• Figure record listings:

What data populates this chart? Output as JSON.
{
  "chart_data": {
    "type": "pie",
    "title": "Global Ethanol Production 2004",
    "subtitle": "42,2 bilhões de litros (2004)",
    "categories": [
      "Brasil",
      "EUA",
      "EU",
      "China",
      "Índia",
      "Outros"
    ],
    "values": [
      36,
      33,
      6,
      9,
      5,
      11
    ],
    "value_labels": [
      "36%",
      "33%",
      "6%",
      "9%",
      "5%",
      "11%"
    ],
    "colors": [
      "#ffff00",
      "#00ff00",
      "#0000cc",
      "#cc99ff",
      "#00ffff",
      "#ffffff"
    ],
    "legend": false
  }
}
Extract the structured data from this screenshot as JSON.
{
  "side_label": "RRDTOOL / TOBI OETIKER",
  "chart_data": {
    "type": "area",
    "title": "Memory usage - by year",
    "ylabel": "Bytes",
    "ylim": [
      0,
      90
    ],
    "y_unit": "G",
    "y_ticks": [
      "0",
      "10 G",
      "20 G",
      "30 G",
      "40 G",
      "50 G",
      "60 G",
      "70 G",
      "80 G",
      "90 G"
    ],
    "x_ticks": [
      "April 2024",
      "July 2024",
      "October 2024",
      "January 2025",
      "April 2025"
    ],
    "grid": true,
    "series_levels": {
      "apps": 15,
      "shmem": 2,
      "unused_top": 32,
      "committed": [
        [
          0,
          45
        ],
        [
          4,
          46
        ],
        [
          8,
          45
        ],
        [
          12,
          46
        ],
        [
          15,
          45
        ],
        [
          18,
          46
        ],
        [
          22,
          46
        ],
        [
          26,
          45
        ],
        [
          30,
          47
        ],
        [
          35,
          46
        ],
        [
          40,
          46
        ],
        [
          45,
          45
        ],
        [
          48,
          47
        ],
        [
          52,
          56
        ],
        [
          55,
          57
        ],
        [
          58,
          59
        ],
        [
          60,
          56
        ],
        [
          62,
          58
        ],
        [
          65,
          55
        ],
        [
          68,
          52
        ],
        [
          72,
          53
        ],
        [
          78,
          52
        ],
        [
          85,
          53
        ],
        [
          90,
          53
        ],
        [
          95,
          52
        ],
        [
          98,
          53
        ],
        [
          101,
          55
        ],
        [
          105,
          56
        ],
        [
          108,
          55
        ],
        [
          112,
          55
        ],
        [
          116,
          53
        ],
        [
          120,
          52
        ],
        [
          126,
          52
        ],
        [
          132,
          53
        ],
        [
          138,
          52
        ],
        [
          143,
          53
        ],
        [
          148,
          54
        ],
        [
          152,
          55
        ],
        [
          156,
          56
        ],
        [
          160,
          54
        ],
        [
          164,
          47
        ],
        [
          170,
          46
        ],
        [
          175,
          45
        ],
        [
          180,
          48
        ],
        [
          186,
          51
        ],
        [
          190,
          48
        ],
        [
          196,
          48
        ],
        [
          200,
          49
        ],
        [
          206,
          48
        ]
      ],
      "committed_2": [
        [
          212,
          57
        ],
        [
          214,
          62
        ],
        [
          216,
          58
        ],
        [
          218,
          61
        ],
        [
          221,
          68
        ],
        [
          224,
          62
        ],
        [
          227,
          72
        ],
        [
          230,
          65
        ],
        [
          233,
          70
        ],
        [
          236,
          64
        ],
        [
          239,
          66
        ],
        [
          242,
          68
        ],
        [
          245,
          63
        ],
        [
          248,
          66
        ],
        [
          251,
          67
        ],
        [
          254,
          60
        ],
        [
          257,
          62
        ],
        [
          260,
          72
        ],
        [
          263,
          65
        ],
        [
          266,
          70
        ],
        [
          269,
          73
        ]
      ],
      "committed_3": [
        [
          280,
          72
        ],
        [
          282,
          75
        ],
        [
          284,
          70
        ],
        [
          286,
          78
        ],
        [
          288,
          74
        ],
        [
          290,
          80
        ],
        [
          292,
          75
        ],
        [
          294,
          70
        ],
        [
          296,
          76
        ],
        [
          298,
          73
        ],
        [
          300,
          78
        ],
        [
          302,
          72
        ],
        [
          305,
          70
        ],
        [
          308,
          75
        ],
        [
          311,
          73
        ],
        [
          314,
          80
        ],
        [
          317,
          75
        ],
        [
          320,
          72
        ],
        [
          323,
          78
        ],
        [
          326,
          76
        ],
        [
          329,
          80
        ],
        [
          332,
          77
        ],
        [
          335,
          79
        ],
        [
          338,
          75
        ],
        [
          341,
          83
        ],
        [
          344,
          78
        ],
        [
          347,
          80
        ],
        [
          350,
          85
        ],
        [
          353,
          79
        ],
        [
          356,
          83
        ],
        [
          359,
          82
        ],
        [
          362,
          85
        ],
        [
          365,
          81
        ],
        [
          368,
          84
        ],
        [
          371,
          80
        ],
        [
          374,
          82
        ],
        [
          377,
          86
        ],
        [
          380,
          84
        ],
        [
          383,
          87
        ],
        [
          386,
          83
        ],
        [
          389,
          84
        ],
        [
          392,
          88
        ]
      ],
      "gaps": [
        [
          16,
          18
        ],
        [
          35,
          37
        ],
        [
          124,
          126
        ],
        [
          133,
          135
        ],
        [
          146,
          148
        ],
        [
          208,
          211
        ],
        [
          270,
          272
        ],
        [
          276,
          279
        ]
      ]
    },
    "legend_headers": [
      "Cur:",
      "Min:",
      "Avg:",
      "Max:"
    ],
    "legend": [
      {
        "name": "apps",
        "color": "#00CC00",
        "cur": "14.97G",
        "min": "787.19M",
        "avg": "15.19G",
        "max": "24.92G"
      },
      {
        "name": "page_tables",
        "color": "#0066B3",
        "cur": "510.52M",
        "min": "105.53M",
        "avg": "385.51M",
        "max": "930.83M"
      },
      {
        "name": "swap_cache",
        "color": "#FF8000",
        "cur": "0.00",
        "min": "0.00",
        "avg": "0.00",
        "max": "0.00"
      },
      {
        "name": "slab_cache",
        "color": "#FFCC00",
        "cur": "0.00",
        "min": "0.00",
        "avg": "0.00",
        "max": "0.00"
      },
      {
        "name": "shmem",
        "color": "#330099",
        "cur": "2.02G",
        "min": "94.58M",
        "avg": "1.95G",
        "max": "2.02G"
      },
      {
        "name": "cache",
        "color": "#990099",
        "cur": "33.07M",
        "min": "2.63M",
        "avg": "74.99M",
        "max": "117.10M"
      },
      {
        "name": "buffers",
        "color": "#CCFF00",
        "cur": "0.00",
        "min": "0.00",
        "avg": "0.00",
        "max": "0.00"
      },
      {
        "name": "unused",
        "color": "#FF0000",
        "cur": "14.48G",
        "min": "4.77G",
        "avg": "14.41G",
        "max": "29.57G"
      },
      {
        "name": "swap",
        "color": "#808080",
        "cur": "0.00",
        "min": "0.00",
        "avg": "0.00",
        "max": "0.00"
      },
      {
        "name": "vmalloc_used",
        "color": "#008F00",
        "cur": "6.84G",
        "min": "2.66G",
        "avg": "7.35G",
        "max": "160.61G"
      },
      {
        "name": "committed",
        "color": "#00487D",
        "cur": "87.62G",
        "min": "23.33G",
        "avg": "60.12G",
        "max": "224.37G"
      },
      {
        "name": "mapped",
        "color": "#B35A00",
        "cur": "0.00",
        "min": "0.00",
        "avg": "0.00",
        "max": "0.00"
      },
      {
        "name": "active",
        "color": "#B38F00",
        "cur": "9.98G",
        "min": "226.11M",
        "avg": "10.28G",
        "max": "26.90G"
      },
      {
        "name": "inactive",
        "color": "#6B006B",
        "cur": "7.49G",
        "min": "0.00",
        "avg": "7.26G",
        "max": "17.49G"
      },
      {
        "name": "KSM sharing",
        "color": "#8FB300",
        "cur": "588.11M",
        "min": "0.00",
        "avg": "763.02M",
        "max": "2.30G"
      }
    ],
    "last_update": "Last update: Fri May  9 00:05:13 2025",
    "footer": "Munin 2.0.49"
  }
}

• Directive: State the number of lines in the records that include "this", and write nothing else.

• Written solution: 2